> Instruction a:
In the records, rewrite the lines as a JSON list of strings, one string per line. Start with the line that contains "wifi-icon: [374, 22, 394, 37]" and go through the line that contains "tab-label: Szenarien: [203, 945, 259, 959]".

> Page text:
################
FAQ’s

Does Tasmania regulate for maintenance and why?

Yes there is a regulation to maintain the Essential Safety and Health Features and Measures within a building and this is outlined in Section 120 of the Building Act 2000 and Part 7 of the Buildings Regulations 2004 as well as a Director of Building Control’s specified list. As from the 1st July 2004, a building owner is responsible for the maintenance of all Essential Safety and Health Features and Measures of their building and any Essential Safety and Health Features and Measures necessary to ensure the safety of persons using their building.  Maintenance is to ensure the safety of persons using the building and the Essential Safety and Health Features and Measures are performing to a standard to which they were originally designed.

What items are regulated for maintenance?

All Essential Safety and Health Features and Measures are listed in Part I of the BCA with some extra plumbing devices and evacuation procedures also nominated.

What type of buildings is this applied to?

The buildings that are required to be maintained in regards Essential Safety and Health Features and Measures are all buildings except for Class 1a as outlined in Part A3.2 of the National Construction Code. This is irrespective of the size of the building.

What is the frequency of maintenance to be adopted for the Essential Safety and Health Features and Measures in my building?

The frequency of maintenance of the Essential Safety and Health Features and Measures depends on the feature or measure itself. Past I of the BCA calls up each item and has a Director of Building Controls specified frequency.
################
> Instruction b:
List every question that the building maintenance FAQ asks.
################
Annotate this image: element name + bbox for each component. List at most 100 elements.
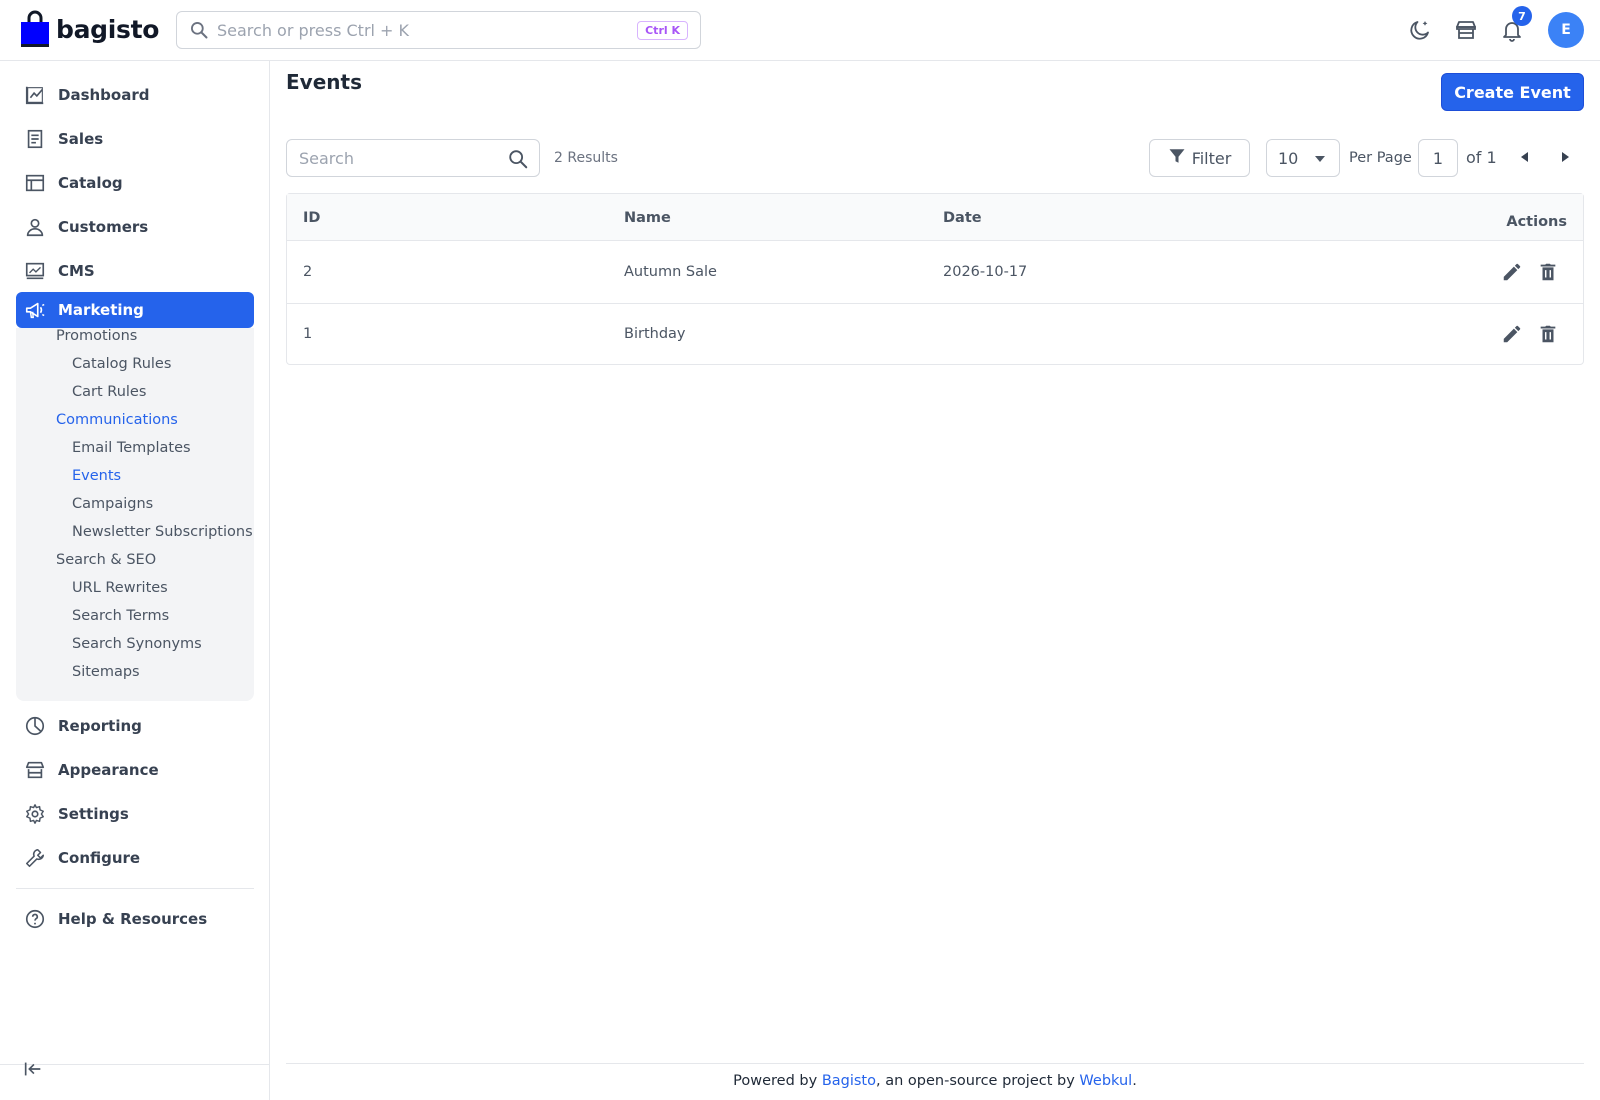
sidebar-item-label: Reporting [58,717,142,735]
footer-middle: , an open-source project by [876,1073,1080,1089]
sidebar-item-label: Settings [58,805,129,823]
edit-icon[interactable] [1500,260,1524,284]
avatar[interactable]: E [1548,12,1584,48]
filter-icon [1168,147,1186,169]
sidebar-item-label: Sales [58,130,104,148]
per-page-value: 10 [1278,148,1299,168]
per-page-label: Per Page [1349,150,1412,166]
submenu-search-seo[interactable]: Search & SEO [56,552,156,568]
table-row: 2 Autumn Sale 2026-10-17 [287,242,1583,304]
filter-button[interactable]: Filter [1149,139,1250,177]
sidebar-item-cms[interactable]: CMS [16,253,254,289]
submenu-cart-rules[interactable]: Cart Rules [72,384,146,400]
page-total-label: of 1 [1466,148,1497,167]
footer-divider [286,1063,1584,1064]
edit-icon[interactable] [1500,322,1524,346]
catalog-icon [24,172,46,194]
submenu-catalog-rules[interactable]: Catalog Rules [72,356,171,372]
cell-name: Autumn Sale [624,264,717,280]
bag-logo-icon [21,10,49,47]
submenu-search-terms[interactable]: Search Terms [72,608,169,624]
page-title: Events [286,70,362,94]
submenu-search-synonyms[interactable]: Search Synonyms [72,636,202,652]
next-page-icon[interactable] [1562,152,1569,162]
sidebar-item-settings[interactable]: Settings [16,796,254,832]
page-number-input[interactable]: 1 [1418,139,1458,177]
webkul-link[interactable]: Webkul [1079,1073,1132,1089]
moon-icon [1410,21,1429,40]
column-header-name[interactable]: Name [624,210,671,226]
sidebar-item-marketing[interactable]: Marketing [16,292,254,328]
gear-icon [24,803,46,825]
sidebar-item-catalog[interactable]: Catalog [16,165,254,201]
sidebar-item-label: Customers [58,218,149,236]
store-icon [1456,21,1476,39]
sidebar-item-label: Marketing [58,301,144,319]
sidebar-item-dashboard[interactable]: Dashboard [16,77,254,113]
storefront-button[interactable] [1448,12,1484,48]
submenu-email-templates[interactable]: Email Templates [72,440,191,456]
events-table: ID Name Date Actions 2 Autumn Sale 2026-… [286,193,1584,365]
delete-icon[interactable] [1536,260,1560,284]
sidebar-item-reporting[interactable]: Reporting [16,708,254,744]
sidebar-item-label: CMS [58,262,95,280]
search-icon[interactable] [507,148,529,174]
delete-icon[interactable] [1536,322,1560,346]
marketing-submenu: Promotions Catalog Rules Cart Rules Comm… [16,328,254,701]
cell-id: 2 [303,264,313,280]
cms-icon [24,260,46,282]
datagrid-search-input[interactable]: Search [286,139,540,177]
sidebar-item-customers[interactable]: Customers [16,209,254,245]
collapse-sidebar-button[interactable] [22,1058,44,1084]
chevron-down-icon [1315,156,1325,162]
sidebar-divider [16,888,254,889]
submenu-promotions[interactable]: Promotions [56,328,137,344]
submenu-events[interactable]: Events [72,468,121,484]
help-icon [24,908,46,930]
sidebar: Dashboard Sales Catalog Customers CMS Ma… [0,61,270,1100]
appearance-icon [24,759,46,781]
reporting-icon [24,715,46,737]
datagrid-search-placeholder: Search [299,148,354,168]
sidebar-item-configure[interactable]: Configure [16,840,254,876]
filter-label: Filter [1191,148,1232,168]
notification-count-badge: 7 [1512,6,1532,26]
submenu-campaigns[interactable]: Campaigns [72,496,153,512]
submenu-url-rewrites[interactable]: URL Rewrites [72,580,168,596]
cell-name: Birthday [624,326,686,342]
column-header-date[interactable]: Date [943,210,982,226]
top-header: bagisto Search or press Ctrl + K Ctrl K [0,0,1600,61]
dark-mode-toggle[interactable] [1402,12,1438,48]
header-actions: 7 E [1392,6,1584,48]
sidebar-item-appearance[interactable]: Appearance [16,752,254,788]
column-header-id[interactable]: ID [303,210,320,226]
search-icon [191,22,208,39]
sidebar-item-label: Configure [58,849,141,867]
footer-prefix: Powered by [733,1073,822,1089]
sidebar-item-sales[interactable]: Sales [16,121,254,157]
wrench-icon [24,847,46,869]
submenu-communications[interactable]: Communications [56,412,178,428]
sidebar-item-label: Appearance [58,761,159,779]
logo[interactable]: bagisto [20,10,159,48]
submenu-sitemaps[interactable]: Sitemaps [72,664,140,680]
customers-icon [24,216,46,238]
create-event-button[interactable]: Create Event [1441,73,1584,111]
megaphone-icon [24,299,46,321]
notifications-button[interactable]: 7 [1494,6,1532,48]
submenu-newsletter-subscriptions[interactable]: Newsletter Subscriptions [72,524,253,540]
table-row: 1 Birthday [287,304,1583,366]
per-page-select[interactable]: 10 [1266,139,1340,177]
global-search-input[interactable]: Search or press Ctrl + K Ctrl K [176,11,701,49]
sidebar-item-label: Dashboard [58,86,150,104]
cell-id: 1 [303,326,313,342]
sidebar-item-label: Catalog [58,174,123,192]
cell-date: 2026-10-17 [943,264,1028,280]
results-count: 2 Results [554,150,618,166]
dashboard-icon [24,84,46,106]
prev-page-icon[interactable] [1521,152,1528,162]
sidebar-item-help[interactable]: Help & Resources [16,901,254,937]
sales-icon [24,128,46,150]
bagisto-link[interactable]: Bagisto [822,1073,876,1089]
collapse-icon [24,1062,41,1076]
################
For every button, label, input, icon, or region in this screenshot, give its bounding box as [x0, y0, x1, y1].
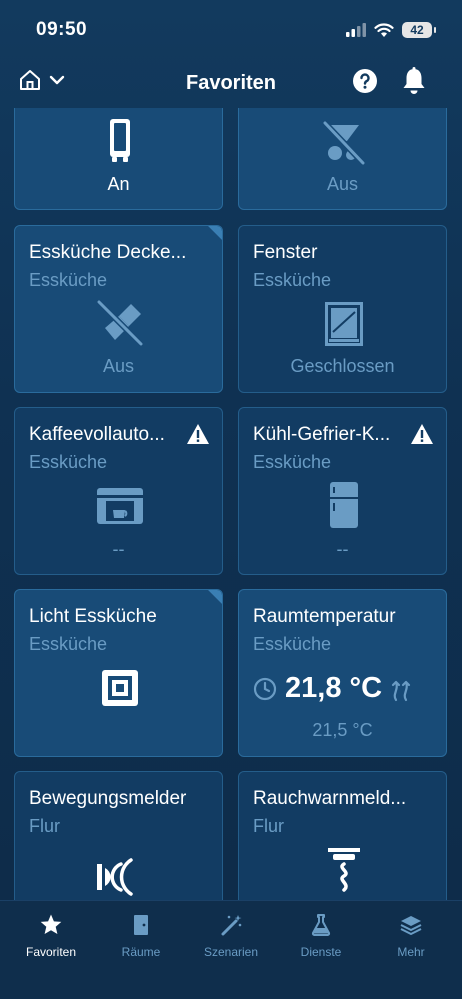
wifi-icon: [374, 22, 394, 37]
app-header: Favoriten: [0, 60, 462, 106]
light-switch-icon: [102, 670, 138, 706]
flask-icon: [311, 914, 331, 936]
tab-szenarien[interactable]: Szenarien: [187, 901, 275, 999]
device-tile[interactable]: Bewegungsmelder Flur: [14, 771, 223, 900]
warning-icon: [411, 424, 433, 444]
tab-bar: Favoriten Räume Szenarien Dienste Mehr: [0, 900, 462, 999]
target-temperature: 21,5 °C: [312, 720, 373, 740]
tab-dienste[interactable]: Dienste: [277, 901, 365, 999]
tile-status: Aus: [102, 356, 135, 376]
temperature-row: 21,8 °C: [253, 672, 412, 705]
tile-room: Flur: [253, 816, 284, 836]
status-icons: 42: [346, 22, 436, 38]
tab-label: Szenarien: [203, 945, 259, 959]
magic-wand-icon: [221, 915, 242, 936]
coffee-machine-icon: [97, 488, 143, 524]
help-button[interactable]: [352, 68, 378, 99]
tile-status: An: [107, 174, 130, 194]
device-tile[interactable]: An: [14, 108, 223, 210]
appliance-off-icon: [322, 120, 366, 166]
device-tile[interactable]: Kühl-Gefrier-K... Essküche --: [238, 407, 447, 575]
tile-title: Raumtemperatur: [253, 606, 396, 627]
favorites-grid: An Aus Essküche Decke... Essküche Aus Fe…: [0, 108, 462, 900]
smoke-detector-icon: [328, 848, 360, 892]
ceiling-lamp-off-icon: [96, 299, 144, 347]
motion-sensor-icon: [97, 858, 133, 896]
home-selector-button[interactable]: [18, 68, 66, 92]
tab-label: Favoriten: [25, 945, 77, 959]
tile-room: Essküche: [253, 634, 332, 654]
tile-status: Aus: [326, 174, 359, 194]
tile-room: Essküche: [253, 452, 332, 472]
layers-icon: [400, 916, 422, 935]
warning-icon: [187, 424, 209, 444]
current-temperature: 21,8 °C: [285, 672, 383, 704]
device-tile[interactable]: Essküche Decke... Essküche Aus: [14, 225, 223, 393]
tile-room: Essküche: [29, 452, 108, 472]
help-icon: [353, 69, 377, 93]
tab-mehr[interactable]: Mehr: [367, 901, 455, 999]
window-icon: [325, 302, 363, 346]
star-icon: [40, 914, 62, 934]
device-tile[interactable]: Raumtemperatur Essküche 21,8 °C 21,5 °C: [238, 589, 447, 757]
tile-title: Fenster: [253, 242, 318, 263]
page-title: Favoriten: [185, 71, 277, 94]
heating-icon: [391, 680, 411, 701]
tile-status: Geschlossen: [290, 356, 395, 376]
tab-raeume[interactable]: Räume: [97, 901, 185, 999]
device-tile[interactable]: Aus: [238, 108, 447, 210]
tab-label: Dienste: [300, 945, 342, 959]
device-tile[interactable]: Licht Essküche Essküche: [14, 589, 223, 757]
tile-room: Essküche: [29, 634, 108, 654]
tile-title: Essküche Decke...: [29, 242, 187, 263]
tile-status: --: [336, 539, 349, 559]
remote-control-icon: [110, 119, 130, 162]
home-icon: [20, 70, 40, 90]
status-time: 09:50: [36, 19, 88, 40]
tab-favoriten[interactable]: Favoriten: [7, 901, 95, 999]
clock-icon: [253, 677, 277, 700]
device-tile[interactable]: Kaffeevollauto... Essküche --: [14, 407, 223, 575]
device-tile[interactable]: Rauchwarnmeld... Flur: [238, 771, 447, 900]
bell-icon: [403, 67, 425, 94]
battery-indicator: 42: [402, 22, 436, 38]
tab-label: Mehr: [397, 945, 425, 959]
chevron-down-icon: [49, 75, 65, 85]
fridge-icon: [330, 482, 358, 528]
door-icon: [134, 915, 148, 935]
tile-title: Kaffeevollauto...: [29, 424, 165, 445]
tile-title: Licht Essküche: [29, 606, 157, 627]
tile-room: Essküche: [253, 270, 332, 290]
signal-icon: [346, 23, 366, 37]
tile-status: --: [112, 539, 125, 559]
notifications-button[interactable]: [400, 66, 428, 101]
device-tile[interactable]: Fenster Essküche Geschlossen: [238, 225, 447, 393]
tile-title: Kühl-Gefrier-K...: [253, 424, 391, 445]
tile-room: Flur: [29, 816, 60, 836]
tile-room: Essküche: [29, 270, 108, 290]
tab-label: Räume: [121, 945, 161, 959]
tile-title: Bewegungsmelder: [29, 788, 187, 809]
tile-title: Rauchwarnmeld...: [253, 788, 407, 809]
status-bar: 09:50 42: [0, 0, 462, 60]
################
> Problem solution a:
[
  "wifi-icon: [374, 22, 394, 37]",
  "app-header: Favoriten: [0, 60, 462, 106]",
  "light-switch-icon: [102, 670, 138, 706]",
  "flask-icon: [311, 914, 331, 936]",
  "tab-szenarien[interactable]: Szenarien: [187, 901, 275, 999]",
  "device-tile[interactable]: Bewegungsmelder Flur: [14, 771, 223, 900]",
  "warning-icon: [411, 424, 433, 444]",
  "tab-bar: Favoriten Räume Szenarien Dienste Mehr: [0, 900, 462, 999]",
  "target-temperature: 21,5 °C: [312, 720, 373, 740]",
  "tab-dienste[interactable]: Dienste: [277, 901, 365, 999]",
  "tile-status: Aus: [102, 356, 135, 376]",
  "temperature-row: 21,8 °C: [253, 672, 412, 705]",
  "tile-room: Flur: [253, 816, 284, 836]",
  "status-icons: 42: [346, 22, 436, 38]",
  "tab-label: Szenarien: [203, 945, 259, 959]"
]

> Problem solution b:
- Does Tasmania regulate for maintenance and why?
- What items are regulated for maintenance?
- What type of buildings is this applied to?
- What is the frequency of maintenance to be adopted for the Essential Safety and Health Features and Measures in my building?